→ **EXERCISE INPUTS**
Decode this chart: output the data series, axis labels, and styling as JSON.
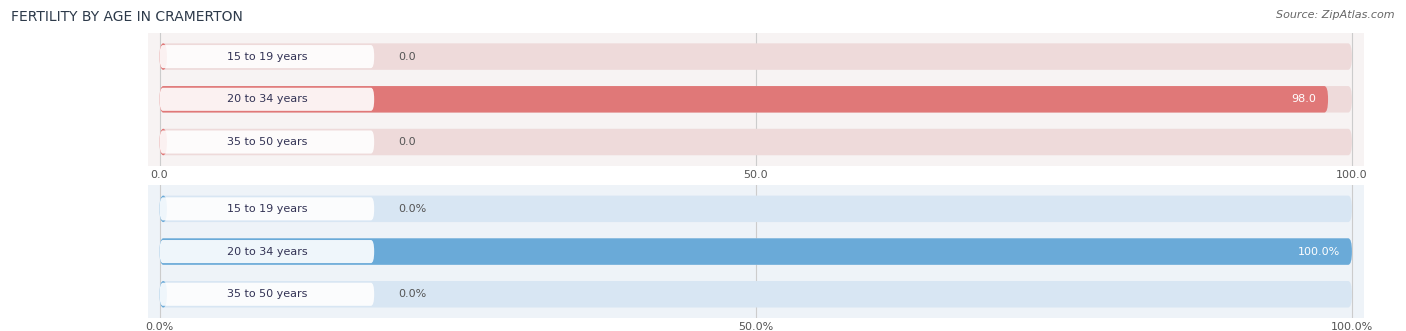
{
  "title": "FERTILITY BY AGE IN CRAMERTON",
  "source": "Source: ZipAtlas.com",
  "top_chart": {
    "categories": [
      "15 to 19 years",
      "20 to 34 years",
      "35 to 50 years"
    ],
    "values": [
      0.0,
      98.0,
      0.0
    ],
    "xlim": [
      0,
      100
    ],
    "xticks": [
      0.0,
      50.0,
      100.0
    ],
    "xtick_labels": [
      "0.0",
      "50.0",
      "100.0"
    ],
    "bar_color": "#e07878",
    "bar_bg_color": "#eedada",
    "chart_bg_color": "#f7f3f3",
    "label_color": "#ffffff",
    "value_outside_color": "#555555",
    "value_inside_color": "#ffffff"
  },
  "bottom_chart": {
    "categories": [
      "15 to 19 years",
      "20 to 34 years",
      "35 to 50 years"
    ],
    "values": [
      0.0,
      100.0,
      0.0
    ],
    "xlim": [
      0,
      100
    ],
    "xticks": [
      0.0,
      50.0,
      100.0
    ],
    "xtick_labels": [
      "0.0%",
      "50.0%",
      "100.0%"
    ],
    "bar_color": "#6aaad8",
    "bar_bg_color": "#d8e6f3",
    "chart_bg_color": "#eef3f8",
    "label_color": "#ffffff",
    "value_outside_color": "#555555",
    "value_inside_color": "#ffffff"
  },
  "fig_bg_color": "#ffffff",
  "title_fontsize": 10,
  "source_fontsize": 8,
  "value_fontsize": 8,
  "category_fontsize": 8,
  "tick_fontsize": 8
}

→ **EXERCISE OBJECTIVE**
Reproduce the full material exactly, excluding the pictures.

→ **FULL SOLUTION**
Decode this chart: output the data series, axis labels, and styling as JSON.
{
  "title": "FERTILITY BY AGE IN CRAMERTON",
  "source": "Source: ZipAtlas.com",
  "top_chart": {
    "categories": [
      "15 to 19 years",
      "20 to 34 years",
      "35 to 50 years"
    ],
    "values": [
      0.0,
      98.0,
      0.0
    ],
    "xlim": [
      0,
      100
    ],
    "xticks": [
      0.0,
      50.0,
      100.0
    ],
    "xtick_labels": [
      "0.0",
      "50.0",
      "100.0"
    ],
    "bar_color": "#e07878",
    "bar_bg_color": "#eedada",
    "chart_bg_color": "#f7f3f3",
    "label_color": "#ffffff",
    "value_outside_color": "#555555",
    "value_inside_color": "#ffffff"
  },
  "bottom_chart": {
    "categories": [
      "15 to 19 years",
      "20 to 34 years",
      "35 to 50 years"
    ],
    "values": [
      0.0,
      100.0,
      0.0
    ],
    "xlim": [
      0,
      100
    ],
    "xticks": [
      0.0,
      50.0,
      100.0
    ],
    "xtick_labels": [
      "0.0%",
      "50.0%",
      "100.0%"
    ],
    "bar_color": "#6aaad8",
    "bar_bg_color": "#d8e6f3",
    "chart_bg_color": "#eef3f8",
    "label_color": "#ffffff",
    "value_outside_color": "#555555",
    "value_inside_color": "#ffffff"
  },
  "fig_bg_color": "#ffffff",
  "title_fontsize": 10,
  "source_fontsize": 8,
  "value_fontsize": 8,
  "category_fontsize": 8,
  "tick_fontsize": 8
}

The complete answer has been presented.